## begin Data for this exercise

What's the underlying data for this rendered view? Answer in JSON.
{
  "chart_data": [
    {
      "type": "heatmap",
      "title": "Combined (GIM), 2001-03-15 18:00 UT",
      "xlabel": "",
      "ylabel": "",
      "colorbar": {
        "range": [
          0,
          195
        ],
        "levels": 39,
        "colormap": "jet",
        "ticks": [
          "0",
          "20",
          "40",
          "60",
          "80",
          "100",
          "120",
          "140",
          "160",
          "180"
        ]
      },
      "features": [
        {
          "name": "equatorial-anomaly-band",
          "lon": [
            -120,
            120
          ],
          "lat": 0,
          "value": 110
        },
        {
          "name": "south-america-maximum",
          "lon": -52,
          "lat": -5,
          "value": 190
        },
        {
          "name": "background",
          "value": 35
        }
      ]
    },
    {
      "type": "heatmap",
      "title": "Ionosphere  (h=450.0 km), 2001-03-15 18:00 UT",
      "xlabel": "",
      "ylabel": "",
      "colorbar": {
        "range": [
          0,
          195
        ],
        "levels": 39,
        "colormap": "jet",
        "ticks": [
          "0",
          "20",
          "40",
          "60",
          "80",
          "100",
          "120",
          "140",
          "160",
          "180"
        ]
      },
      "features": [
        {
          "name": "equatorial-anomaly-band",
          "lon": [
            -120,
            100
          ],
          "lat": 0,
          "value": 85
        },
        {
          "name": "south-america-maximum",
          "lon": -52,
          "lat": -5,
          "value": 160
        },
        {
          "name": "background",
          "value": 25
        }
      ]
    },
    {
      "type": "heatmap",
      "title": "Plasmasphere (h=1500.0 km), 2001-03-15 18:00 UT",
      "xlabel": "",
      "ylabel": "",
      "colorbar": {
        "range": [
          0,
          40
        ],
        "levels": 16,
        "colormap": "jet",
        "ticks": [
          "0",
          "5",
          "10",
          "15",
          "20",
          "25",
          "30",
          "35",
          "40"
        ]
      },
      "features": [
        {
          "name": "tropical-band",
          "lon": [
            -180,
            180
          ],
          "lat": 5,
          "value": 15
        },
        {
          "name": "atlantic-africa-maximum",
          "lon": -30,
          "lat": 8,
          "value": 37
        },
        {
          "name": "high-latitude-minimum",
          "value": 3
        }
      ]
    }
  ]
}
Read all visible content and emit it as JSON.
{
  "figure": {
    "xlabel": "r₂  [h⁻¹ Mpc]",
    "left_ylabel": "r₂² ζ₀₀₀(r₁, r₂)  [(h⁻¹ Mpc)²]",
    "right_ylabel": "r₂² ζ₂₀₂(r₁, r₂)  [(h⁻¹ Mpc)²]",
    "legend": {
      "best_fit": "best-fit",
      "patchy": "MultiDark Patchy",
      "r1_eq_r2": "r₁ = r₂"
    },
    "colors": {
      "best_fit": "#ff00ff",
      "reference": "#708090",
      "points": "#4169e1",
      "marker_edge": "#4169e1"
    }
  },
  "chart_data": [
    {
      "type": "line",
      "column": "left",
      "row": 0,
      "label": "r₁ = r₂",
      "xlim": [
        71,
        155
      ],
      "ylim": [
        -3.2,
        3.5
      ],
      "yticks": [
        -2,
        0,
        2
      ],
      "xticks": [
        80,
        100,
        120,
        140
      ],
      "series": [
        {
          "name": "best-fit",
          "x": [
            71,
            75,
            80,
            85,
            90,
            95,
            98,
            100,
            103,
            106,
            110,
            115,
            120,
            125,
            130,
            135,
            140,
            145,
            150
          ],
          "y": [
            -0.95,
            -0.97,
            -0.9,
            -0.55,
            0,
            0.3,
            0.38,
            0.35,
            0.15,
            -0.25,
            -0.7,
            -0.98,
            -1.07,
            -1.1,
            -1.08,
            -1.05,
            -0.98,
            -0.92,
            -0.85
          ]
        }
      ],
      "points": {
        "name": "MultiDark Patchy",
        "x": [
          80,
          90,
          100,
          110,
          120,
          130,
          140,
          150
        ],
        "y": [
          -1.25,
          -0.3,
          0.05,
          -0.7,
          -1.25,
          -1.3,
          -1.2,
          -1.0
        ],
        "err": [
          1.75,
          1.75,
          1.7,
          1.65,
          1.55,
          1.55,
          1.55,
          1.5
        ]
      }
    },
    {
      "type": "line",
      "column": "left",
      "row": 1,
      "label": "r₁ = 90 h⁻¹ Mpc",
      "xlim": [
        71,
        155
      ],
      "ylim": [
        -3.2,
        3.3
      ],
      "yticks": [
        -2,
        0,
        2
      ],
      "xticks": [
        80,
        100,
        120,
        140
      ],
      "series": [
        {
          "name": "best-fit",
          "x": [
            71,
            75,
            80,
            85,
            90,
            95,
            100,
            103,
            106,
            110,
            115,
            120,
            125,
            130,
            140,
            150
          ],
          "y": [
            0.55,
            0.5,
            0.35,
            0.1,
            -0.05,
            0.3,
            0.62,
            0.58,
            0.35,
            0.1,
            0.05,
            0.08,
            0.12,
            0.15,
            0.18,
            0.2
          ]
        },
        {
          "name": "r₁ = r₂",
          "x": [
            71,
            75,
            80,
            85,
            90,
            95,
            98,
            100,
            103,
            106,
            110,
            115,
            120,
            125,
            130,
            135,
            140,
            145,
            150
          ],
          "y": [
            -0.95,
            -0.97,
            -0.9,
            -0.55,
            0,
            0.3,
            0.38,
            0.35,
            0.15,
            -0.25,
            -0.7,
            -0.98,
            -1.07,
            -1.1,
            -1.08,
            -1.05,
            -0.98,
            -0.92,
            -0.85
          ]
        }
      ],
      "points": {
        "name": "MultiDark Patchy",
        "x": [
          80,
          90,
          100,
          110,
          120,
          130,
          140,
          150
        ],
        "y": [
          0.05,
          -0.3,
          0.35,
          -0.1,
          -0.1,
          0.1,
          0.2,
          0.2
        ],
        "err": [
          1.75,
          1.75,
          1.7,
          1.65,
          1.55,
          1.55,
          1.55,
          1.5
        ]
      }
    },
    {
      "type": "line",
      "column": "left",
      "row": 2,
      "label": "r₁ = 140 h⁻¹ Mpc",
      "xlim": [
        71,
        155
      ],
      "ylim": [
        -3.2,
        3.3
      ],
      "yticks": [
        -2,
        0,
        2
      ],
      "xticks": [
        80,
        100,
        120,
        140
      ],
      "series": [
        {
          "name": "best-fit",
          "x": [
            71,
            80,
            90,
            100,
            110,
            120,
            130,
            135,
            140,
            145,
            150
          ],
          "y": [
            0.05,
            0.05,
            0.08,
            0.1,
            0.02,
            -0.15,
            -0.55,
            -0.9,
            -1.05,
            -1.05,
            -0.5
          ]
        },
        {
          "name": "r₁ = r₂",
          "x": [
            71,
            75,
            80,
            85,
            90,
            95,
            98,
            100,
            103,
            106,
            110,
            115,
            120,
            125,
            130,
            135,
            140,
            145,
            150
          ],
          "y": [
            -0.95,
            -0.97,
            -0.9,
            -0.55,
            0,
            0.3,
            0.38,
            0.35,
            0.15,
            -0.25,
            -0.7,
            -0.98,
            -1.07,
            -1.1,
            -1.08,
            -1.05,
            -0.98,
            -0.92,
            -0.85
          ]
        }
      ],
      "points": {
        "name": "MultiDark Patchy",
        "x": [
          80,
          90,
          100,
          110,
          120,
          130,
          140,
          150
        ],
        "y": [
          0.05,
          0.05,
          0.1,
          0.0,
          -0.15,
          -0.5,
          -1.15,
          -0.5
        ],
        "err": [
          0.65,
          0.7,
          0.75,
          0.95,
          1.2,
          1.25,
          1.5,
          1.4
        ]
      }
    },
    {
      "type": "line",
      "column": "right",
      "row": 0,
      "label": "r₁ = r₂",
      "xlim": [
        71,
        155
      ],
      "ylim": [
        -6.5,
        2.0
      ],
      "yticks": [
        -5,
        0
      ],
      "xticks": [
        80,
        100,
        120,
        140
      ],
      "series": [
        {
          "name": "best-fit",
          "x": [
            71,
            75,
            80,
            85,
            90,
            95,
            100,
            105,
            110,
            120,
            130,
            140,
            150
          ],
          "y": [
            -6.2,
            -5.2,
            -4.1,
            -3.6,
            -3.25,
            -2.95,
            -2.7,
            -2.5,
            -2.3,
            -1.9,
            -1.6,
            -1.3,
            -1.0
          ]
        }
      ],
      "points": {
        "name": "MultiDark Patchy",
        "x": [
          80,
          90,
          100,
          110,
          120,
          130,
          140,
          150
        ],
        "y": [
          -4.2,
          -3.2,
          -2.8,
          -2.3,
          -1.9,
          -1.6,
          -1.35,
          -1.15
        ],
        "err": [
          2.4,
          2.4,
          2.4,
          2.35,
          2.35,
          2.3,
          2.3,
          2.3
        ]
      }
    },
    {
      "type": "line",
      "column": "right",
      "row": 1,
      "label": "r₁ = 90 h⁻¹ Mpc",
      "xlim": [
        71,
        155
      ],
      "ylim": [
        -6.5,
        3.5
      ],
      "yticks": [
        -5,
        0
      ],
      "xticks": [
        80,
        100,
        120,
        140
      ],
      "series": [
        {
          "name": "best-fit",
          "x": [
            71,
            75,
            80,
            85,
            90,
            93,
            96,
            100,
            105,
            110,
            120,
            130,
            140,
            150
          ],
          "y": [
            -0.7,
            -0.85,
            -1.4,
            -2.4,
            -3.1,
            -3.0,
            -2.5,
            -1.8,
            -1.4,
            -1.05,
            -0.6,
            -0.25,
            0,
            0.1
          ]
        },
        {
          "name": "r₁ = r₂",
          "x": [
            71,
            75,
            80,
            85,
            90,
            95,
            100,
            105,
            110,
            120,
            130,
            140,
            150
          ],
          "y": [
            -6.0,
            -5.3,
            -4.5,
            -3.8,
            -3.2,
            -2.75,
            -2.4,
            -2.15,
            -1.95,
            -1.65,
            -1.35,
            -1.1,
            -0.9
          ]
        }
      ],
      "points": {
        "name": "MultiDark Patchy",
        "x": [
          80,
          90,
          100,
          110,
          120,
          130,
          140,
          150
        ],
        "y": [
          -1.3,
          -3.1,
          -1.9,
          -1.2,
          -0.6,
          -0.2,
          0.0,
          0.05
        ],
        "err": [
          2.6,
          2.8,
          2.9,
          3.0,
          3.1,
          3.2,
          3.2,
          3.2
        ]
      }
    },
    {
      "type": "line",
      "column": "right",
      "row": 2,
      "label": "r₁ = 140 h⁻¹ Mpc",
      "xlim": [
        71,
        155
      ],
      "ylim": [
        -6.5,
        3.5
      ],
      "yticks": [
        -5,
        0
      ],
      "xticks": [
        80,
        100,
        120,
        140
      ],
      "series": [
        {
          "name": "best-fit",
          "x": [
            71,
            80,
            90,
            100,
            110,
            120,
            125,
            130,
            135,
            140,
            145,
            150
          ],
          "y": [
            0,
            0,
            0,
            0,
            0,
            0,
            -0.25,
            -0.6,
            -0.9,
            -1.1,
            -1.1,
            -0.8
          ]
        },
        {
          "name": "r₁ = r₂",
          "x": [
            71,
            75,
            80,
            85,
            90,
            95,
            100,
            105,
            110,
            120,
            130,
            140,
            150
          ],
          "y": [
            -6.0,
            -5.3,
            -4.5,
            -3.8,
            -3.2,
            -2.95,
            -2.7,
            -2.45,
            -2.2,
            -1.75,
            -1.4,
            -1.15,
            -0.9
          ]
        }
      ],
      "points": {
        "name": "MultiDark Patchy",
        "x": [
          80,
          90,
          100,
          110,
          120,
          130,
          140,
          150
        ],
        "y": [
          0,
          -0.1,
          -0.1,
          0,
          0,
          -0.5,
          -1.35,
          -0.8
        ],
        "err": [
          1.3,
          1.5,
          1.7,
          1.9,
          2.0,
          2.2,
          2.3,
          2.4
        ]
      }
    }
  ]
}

## end Data for this exercise

__Work to do__. For the data above, state how many lines contain "JSON"; the number is the whole answer.

__Task answer__. 2